Challenge
Only lines holding the word "largest" should be copied from the material.

[Dataset items]
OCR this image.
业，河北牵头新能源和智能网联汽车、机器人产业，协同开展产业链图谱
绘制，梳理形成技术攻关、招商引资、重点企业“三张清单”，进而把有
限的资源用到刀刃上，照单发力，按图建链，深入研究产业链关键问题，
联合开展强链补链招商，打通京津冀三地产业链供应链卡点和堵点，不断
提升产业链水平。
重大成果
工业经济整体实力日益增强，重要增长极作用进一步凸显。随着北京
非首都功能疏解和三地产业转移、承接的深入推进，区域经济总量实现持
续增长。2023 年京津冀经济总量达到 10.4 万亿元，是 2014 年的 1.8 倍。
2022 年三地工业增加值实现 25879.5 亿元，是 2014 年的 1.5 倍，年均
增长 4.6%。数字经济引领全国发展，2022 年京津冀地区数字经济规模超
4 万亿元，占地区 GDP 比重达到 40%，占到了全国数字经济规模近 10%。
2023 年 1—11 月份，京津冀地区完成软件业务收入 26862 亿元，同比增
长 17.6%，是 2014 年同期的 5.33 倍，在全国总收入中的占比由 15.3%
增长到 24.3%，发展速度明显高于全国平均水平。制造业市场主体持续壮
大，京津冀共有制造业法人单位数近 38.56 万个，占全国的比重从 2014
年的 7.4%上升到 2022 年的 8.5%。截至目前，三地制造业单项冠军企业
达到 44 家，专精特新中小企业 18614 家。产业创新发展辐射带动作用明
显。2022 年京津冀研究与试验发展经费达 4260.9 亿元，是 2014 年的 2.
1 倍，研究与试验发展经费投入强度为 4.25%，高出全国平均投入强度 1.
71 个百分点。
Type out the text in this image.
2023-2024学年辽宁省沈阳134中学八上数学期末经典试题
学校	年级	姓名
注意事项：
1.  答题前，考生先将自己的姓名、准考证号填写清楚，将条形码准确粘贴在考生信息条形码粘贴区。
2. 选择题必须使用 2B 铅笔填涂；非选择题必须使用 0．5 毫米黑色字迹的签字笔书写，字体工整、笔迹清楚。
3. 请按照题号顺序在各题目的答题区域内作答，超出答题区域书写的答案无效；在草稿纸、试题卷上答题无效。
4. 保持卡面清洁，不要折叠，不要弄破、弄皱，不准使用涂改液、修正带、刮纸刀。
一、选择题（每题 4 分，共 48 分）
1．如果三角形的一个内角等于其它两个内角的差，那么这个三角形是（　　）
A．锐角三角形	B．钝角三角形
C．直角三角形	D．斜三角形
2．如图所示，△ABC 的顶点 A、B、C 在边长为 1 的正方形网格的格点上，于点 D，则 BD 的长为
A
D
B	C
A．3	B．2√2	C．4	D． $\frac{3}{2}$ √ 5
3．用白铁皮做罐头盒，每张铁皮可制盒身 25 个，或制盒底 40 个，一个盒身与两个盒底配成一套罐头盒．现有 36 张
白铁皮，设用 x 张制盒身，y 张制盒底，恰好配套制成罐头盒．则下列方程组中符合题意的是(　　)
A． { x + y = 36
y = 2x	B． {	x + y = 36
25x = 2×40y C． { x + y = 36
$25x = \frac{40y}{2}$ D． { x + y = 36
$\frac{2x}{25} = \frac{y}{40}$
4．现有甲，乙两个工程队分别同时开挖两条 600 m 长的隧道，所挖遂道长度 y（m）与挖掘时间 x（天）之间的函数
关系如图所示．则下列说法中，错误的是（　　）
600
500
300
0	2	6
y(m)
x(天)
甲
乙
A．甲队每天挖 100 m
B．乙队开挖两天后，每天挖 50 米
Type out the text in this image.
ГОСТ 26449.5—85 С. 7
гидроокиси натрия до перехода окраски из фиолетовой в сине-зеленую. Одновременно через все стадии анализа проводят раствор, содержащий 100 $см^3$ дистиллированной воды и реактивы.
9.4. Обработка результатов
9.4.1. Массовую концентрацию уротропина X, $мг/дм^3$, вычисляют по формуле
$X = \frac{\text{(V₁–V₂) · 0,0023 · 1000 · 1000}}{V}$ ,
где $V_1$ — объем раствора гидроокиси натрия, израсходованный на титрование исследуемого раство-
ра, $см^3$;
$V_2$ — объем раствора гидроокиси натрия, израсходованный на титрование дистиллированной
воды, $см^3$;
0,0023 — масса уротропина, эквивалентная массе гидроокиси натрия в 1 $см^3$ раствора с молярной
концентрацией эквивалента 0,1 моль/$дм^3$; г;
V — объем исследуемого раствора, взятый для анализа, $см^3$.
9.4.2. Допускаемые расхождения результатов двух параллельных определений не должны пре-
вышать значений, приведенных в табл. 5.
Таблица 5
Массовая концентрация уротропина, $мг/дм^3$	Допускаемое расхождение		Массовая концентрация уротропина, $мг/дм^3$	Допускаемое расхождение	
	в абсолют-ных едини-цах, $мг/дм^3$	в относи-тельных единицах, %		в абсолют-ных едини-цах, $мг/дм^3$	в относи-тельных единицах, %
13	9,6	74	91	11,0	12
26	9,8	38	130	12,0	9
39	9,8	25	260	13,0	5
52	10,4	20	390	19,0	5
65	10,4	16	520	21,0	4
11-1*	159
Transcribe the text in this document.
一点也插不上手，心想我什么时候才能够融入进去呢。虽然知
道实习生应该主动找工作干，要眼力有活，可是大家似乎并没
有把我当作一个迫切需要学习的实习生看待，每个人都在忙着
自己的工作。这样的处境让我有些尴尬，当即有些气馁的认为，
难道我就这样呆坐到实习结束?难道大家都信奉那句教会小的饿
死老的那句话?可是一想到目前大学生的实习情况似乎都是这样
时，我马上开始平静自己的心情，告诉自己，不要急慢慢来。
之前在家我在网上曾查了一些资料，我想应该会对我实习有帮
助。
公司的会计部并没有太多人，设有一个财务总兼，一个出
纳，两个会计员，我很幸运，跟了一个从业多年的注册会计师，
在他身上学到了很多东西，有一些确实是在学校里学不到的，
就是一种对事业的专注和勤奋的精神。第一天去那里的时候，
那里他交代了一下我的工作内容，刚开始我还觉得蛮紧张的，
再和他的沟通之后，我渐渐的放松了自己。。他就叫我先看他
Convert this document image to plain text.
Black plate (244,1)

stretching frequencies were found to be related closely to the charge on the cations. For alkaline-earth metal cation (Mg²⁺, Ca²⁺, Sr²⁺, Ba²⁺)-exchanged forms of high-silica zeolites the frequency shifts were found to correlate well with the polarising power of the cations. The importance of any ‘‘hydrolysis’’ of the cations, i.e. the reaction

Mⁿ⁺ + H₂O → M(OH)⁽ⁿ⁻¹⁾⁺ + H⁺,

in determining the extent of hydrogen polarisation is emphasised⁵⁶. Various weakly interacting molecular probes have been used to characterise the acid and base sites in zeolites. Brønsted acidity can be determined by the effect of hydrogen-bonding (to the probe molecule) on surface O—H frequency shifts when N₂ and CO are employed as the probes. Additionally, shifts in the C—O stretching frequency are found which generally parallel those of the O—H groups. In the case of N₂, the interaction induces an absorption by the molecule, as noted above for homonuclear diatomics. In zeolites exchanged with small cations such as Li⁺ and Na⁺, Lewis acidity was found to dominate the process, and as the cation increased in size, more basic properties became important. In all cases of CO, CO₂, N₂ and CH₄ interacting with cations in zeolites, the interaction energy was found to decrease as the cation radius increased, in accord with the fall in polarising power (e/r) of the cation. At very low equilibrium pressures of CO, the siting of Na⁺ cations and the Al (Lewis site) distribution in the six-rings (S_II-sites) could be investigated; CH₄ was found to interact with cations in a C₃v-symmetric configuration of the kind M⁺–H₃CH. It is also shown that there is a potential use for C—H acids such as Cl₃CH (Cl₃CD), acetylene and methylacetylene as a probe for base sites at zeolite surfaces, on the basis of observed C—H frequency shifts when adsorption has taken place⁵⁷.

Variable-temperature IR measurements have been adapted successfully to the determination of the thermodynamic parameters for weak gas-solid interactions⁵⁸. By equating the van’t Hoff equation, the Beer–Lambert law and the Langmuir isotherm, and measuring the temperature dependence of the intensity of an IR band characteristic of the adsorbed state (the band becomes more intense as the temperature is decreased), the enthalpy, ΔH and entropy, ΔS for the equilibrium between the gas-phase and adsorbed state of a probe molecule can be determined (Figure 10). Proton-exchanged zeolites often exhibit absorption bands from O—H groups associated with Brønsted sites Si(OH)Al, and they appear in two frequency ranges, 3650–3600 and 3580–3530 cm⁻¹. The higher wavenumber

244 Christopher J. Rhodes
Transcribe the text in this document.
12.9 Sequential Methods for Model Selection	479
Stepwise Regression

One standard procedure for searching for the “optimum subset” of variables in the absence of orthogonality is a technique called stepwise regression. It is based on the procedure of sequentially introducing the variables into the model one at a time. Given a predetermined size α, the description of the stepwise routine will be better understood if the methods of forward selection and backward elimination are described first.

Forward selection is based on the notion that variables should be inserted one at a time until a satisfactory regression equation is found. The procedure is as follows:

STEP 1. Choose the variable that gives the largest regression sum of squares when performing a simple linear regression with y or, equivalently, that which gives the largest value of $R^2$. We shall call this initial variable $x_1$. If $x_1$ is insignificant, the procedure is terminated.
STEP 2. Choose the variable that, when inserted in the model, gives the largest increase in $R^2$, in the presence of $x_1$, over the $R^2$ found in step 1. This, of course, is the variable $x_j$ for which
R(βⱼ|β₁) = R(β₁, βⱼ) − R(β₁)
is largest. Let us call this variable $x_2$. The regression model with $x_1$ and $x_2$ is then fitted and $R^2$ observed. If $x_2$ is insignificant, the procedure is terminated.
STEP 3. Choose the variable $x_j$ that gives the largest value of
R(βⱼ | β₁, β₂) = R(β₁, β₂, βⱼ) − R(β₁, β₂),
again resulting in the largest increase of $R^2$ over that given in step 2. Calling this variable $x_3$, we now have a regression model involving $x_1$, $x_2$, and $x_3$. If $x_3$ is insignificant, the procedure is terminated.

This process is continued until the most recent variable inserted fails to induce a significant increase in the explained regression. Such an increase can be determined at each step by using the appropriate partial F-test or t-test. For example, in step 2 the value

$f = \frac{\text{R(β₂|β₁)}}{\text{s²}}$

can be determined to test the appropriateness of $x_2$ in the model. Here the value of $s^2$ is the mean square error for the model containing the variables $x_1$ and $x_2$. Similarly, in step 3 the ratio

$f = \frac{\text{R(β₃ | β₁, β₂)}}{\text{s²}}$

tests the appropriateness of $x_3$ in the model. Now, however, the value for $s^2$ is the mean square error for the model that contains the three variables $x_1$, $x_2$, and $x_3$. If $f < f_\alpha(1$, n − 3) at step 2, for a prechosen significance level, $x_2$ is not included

Written answer
STEP 1. Choose the variable that gives the largest regression sum of squares when performing a simple linear regression with y or, equivalently, that which gives the largest value of $R^2$. We shall call this initial variable $x_1$. If $x_1$ is insignificant, the procedure is terminated.
STEP 2. Choose the variable that, when inserted in the model, gives the largest increase in $R^2$, in the presence of $x_1$, over the $R^2$ found in step 1. This, of course, is the variable $x_j$ for which
is largest. Let us call this variable $x_2$. The regression model with $x_1$ and $x_2$ is then fitted and $R^2$ observed. If $x_2$ is insignificant, the procedure is terminated.
STEP 3. Choose the variable $x_j$ that gives the largest value of
again resulting in the largest increase of $R^2$ over that given in step 2. Calling this variable $x_3$, we now have a regression model involving $x_1$, $x_2$, and $x_3$. If $x_3$ is insignificant, the procedure is terminated.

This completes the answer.